[Start of SOURCE DATA]

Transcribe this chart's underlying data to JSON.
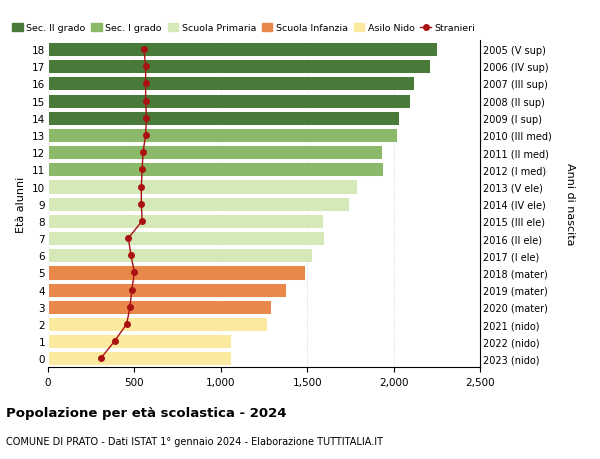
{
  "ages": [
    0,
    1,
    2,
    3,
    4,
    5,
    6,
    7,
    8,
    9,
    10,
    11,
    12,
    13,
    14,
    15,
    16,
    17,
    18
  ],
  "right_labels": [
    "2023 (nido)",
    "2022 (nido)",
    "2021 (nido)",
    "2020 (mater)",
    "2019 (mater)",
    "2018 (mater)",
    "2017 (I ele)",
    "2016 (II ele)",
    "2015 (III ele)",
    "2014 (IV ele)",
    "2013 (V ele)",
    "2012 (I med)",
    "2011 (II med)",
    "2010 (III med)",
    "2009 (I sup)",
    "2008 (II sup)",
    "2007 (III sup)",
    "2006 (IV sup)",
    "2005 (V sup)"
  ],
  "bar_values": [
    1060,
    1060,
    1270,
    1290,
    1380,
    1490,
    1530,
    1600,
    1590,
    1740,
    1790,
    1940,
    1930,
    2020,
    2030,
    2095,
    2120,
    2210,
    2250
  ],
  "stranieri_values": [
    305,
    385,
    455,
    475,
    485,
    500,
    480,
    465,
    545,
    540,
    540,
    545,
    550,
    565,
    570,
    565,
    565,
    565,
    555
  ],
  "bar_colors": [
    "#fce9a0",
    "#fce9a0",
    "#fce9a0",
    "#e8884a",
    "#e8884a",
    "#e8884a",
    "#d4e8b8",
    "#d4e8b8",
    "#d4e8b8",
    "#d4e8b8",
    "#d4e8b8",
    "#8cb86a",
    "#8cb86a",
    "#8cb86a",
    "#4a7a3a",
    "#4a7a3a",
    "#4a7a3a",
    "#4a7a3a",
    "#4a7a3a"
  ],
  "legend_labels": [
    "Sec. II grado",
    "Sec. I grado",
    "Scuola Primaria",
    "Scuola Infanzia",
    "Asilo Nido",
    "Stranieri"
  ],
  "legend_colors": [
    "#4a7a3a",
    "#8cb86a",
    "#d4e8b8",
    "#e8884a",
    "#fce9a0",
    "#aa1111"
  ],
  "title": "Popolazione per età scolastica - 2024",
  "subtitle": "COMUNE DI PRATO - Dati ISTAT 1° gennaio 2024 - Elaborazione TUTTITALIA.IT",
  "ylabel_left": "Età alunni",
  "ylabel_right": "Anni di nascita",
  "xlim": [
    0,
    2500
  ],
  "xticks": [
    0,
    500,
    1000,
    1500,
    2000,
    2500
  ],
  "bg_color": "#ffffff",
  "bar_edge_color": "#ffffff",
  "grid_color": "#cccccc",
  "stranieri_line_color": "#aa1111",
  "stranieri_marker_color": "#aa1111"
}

[End of SOURCE DATA]

▶ _PROMPT_: Give back the entries verbatim. Do not include any picture.

▶ _WRITTEN SOLUTION_:
Transcribe this chart's underlying data to JSON.
{
  "ages": [
    0,
    1,
    2,
    3,
    4,
    5,
    6,
    7,
    8,
    9,
    10,
    11,
    12,
    13,
    14,
    15,
    16,
    17,
    18
  ],
  "right_labels": [
    "2023 (nido)",
    "2022 (nido)",
    "2021 (nido)",
    "2020 (mater)",
    "2019 (mater)",
    "2018 (mater)",
    "2017 (I ele)",
    "2016 (II ele)",
    "2015 (III ele)",
    "2014 (IV ele)",
    "2013 (V ele)",
    "2012 (I med)",
    "2011 (II med)",
    "2010 (III med)",
    "2009 (I sup)",
    "2008 (II sup)",
    "2007 (III sup)",
    "2006 (IV sup)",
    "2005 (V sup)"
  ],
  "bar_values": [
    1060,
    1060,
    1270,
    1290,
    1380,
    1490,
    1530,
    1600,
    1590,
    1740,
    1790,
    1940,
    1930,
    2020,
    2030,
    2095,
    2120,
    2210,
    2250
  ],
  "stranieri_values": [
    305,
    385,
    455,
    475,
    485,
    500,
    480,
    465,
    545,
    540,
    540,
    545,
    550,
    565,
    570,
    565,
    565,
    565,
    555
  ],
  "bar_colors": [
    "#fce9a0",
    "#fce9a0",
    "#fce9a0",
    "#e8884a",
    "#e8884a",
    "#e8884a",
    "#d4e8b8",
    "#d4e8b8",
    "#d4e8b8",
    "#d4e8b8",
    "#d4e8b8",
    "#8cb86a",
    "#8cb86a",
    "#8cb86a",
    "#4a7a3a",
    "#4a7a3a",
    "#4a7a3a",
    "#4a7a3a",
    "#4a7a3a"
  ],
  "legend_labels": [
    "Sec. II grado",
    "Sec. I grado",
    "Scuola Primaria",
    "Scuola Infanzia",
    "Asilo Nido",
    "Stranieri"
  ],
  "legend_colors": [
    "#4a7a3a",
    "#8cb86a",
    "#d4e8b8",
    "#e8884a",
    "#fce9a0",
    "#aa1111"
  ],
  "title": "Popolazione per età scolastica - 2024",
  "subtitle": "COMUNE DI PRATO - Dati ISTAT 1° gennaio 2024 - Elaborazione TUTTITALIA.IT",
  "ylabel_left": "Età alunni",
  "ylabel_right": "Anni di nascita",
  "xlim": [
    0,
    2500
  ],
  "xticks": [
    0,
    500,
    1000,
    1500,
    2000,
    2500
  ],
  "bg_color": "#ffffff",
  "bar_edge_color": "#ffffff",
  "grid_color": "#cccccc",
  "stranieri_line_color": "#aa1111",
  "stranieri_marker_color": "#aa1111"
}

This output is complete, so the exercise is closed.